Requirement: For the copy, please give all of the data again exactly and leave the pictures out.
BEGIN
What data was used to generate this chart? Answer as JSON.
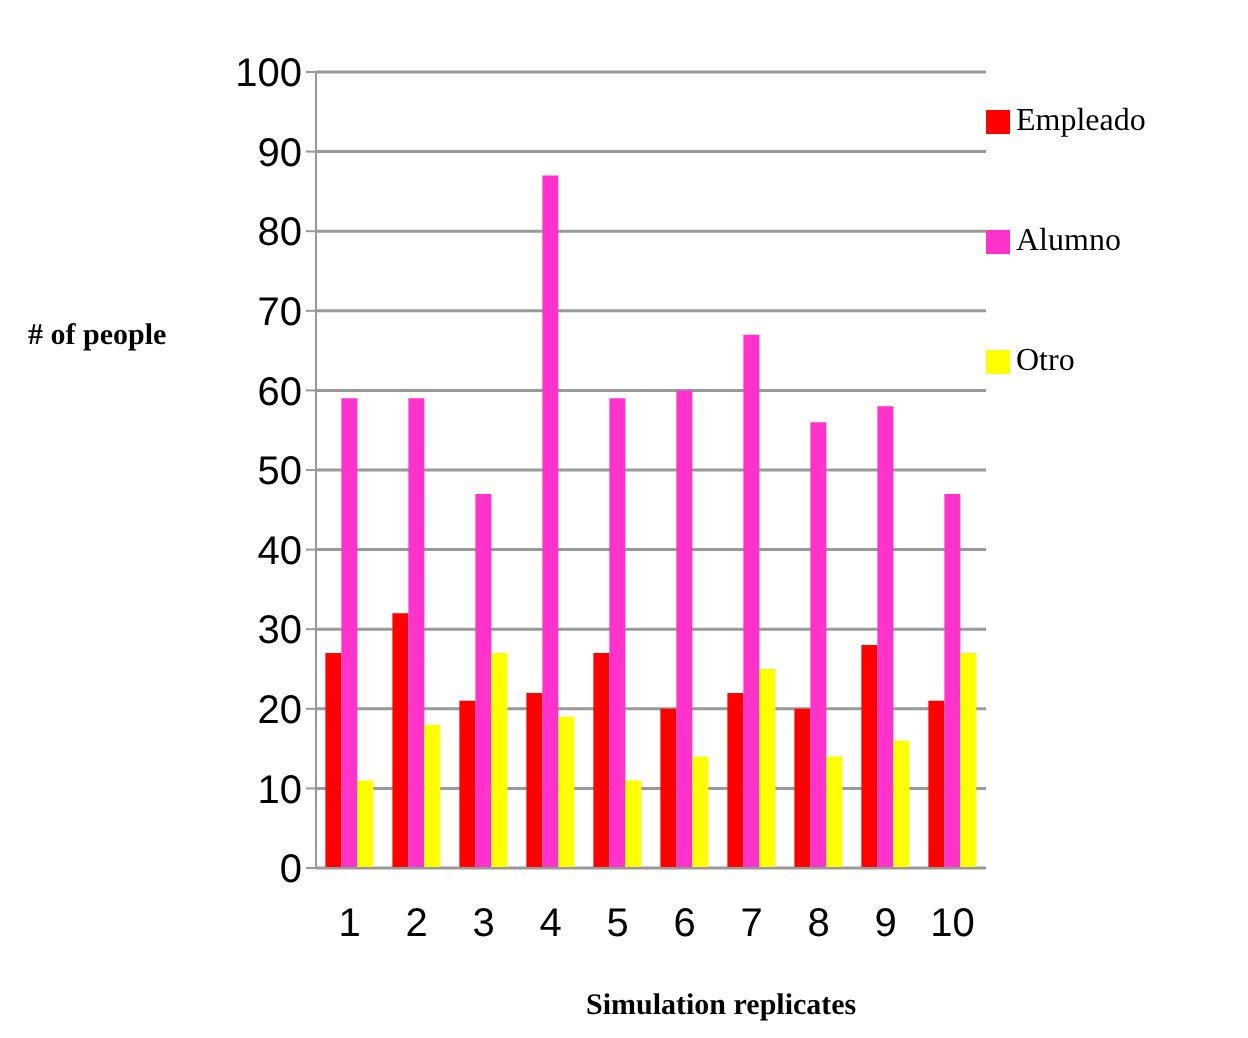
{
  "chart_data": {
    "type": "bar",
    "xlabel": "Simulation replicates",
    "ylabel": "# of people",
    "categories": [
      "1",
      "2",
      "3",
      "4",
      "5",
      "6",
      "7",
      "8",
      "9",
      "10"
    ],
    "series": [
      {
        "name": "Empleado",
        "color": "#ff0000",
        "values": [
          27,
          32,
          21,
          22,
          27,
          20,
          22,
          20,
          28,
          21
        ]
      },
      {
        "name": "Alumno",
        "color": "#ff33cc",
        "values": [
          59,
          59,
          47,
          87,
          59,
          60,
          67,
          56,
          58,
          47
        ]
      },
      {
        "name": "Otro",
        "color": "#ffff00",
        "values": [
          11,
          18,
          27,
          19,
          11,
          14,
          25,
          14,
          16,
          27
        ]
      }
    ],
    "ylim": [
      0,
      100
    ],
    "yticks": [
      0,
      10,
      20,
      30,
      40,
      50,
      60,
      70,
      80,
      90,
      100
    ],
    "grid": "y",
    "legend": "right"
  }
}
END
Full output:
What data was used to generate this chart? Answer as JSON.
{
  "chart_data": {
    "type": "bar",
    "xlabel": "Simulation replicates",
    "ylabel": "# of people",
    "categories": [
      "1",
      "2",
      "3",
      "4",
      "5",
      "6",
      "7",
      "8",
      "9",
      "10"
    ],
    "series": [
      {
        "name": "Empleado",
        "color": "#ff0000",
        "values": [
          27,
          32,
          21,
          22,
          27,
          20,
          22,
          20,
          28,
          21
        ]
      },
      {
        "name": "Alumno",
        "color": "#ff33cc",
        "values": [
          59,
          59,
          47,
          87,
          59,
          60,
          67,
          56,
          58,
          47
        ]
      },
      {
        "name": "Otro",
        "color": "#ffff00",
        "values": [
          11,
          18,
          27,
          19,
          11,
          14,
          25,
          14,
          16,
          27
        ]
      }
    ],
    "ylim": [
      0,
      100
    ],
    "yticks": [
      0,
      10,
      20,
      30,
      40,
      50,
      60,
      70,
      80,
      90,
      100
    ],
    "grid": "y",
    "legend": "right"
  }
}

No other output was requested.